**TASK DIRECTIONS**
Copy each line below in which the word "Consumption" occurs.

Excerpt from a dataset
::::::::
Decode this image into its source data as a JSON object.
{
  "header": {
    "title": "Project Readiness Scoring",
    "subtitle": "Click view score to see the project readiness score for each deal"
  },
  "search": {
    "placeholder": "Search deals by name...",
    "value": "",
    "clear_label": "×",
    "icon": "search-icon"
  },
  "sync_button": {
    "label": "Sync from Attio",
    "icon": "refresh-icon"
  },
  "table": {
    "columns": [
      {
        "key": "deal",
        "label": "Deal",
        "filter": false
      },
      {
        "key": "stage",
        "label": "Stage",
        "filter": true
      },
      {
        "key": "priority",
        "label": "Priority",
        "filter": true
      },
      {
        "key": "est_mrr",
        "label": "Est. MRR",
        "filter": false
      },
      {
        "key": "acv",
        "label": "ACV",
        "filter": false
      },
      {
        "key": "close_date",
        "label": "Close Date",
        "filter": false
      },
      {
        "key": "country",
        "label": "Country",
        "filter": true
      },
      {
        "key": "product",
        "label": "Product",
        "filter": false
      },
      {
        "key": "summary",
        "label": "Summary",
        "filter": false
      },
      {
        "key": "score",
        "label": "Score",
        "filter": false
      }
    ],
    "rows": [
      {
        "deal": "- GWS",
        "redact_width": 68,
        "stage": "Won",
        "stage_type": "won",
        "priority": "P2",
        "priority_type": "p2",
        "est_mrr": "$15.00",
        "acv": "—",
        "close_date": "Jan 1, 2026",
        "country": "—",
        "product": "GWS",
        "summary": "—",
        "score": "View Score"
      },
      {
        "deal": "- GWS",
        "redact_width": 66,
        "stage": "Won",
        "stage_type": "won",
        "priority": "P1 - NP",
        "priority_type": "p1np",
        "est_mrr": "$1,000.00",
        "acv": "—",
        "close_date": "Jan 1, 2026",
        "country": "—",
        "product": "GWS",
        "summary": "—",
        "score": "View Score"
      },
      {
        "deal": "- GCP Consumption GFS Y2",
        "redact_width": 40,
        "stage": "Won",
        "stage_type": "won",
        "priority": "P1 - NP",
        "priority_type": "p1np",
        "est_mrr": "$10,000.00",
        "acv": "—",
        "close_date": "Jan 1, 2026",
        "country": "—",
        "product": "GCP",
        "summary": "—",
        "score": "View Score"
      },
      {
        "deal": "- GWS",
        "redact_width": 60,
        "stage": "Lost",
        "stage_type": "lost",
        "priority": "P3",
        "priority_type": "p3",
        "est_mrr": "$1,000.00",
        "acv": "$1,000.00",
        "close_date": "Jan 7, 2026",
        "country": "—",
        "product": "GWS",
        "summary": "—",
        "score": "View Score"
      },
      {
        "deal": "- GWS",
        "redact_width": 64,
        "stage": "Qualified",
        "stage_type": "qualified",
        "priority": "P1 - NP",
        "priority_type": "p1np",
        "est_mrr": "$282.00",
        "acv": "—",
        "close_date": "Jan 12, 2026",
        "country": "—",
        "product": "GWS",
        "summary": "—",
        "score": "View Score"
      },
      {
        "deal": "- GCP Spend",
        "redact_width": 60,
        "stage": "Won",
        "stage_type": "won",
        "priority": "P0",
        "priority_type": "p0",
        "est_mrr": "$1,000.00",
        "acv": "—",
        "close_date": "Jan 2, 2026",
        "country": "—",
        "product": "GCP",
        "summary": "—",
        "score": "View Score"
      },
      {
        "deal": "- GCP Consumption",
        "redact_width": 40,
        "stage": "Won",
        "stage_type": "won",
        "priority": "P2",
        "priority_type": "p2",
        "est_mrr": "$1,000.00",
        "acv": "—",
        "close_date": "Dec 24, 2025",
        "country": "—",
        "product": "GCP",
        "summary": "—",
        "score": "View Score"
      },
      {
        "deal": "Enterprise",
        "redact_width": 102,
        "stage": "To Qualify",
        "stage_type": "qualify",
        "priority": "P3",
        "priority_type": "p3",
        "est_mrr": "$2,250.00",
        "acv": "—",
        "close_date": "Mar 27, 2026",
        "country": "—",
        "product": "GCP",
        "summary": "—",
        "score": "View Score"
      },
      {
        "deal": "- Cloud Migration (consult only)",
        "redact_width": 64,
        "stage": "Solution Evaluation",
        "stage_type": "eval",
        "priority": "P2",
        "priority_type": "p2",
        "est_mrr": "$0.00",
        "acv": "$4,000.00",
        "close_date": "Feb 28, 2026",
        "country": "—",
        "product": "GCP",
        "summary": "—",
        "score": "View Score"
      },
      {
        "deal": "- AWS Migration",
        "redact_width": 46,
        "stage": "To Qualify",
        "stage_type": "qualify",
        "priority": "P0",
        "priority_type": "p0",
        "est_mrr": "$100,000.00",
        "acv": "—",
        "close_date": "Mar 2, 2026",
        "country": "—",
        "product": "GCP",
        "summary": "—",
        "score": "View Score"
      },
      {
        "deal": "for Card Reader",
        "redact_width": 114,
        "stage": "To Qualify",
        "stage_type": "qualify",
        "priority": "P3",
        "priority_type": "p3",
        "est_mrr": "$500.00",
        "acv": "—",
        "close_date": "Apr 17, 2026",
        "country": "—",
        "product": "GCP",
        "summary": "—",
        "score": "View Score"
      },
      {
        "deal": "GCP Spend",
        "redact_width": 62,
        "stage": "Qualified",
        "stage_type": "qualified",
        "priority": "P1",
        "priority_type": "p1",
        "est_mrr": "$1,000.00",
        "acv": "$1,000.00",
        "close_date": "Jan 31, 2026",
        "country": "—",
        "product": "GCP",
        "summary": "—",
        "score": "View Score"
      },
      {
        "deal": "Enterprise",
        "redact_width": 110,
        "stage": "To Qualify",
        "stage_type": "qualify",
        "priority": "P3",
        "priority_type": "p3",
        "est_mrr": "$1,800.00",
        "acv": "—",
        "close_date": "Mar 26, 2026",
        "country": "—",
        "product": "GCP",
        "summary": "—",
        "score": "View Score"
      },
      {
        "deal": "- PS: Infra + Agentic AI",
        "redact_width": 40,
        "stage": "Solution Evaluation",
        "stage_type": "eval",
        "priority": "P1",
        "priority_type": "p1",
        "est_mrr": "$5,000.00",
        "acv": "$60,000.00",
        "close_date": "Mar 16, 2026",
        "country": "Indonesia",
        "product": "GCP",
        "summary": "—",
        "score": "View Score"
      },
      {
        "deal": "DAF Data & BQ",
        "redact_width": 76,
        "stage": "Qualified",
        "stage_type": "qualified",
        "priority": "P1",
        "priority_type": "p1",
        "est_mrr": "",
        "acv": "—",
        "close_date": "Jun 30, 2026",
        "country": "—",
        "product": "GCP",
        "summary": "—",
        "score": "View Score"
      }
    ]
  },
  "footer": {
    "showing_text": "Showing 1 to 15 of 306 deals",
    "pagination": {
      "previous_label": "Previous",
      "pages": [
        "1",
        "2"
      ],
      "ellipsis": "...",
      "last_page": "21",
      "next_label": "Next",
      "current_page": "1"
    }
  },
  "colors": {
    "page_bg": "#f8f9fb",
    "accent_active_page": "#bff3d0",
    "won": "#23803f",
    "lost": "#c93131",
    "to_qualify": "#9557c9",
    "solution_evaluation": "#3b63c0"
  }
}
::::::::
**RESULT BELOW**
        "deal": "- GCP Consumption GFS Y2",
        "deal": "- GCP Consumption",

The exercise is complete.